Written exercise: Consider the records below. How many of their lines include the word "خلفيات"? State the number and nothing else.

Start of The input

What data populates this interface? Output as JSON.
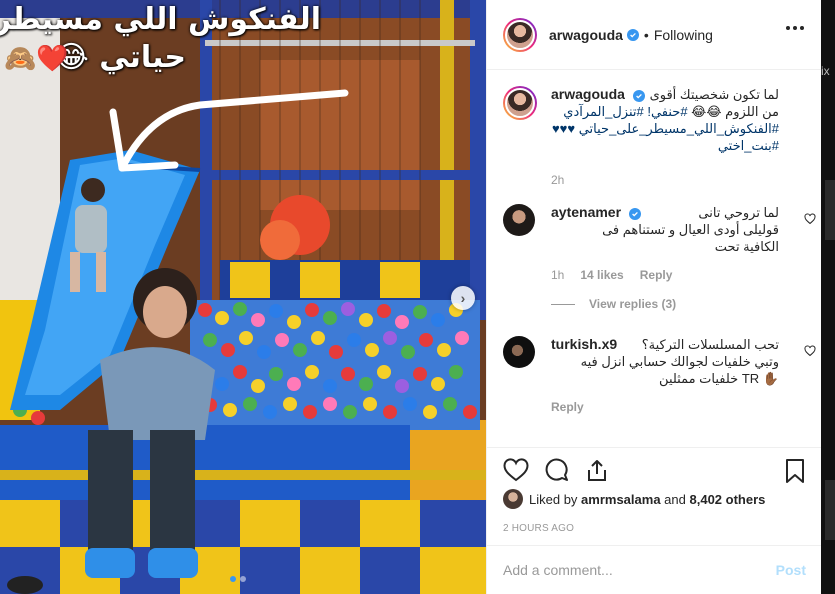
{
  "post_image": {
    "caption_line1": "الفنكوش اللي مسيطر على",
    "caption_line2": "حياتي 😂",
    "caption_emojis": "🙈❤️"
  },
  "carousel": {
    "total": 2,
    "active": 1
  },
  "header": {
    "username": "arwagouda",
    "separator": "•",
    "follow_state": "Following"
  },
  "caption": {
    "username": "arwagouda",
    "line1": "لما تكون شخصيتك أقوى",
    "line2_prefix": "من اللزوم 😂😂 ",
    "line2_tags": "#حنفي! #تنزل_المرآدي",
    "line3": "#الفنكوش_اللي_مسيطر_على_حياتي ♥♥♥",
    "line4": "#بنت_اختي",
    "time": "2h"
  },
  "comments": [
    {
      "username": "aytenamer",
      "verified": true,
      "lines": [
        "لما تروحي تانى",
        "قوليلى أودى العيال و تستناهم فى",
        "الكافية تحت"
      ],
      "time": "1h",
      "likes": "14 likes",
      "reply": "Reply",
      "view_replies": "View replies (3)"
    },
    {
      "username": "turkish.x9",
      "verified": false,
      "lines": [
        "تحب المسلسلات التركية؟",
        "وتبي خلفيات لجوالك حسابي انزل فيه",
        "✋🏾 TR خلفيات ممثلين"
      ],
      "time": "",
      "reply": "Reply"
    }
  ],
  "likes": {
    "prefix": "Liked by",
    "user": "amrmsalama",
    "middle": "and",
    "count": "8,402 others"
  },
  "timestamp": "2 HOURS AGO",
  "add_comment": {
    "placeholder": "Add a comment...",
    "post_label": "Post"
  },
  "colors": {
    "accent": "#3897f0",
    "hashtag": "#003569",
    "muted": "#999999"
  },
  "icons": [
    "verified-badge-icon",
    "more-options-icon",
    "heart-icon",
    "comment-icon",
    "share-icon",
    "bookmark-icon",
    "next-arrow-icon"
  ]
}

End of The input
Start of The input

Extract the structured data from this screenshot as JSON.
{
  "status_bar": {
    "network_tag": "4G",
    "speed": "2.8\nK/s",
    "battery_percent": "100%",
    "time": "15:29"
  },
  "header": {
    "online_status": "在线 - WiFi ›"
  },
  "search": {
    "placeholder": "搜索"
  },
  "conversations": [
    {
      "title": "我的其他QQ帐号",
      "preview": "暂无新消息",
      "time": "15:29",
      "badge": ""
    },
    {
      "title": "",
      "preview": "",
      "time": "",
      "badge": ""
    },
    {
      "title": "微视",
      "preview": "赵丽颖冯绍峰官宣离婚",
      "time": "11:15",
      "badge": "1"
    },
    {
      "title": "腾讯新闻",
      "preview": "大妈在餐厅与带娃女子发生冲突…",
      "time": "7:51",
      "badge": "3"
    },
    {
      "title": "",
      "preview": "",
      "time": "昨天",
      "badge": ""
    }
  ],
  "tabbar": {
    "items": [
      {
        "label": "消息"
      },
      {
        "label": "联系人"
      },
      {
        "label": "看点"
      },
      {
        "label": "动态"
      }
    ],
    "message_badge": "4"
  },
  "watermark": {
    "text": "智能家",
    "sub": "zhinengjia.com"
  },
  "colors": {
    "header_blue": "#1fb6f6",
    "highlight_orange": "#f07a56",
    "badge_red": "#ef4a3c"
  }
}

End of The input
Start of The input

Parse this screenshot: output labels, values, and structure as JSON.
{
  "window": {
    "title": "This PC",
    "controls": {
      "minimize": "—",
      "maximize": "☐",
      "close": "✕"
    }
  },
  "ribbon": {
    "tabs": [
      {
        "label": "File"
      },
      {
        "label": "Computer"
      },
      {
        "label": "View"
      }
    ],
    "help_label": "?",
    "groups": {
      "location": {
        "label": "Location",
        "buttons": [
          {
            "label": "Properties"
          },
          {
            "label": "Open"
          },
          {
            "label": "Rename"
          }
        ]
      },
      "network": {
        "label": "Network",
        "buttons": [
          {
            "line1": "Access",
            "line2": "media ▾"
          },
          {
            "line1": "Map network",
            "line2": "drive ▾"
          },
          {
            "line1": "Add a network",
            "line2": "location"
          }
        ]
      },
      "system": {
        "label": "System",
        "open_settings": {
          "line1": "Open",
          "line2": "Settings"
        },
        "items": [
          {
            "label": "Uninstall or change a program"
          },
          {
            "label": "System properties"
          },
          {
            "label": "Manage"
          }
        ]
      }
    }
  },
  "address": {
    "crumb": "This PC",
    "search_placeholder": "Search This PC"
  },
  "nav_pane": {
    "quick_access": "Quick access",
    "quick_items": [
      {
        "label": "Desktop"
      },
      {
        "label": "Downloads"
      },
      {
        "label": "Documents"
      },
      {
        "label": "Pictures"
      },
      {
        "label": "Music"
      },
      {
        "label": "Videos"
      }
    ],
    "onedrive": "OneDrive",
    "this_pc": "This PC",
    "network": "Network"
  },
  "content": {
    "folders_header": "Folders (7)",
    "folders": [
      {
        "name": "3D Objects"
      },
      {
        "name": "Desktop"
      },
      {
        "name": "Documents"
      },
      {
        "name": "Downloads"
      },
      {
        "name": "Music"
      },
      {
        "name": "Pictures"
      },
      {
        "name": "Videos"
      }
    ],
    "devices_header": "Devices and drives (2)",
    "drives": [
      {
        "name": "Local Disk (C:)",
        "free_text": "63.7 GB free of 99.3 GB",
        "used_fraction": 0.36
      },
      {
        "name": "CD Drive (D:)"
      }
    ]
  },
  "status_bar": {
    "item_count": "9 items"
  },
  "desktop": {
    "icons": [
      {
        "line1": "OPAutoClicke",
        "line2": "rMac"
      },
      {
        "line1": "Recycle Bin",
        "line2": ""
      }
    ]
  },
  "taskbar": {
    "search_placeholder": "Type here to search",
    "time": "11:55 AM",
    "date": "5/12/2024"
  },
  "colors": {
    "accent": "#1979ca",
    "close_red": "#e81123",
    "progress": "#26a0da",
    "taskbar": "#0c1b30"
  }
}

End of The input

The reply: 2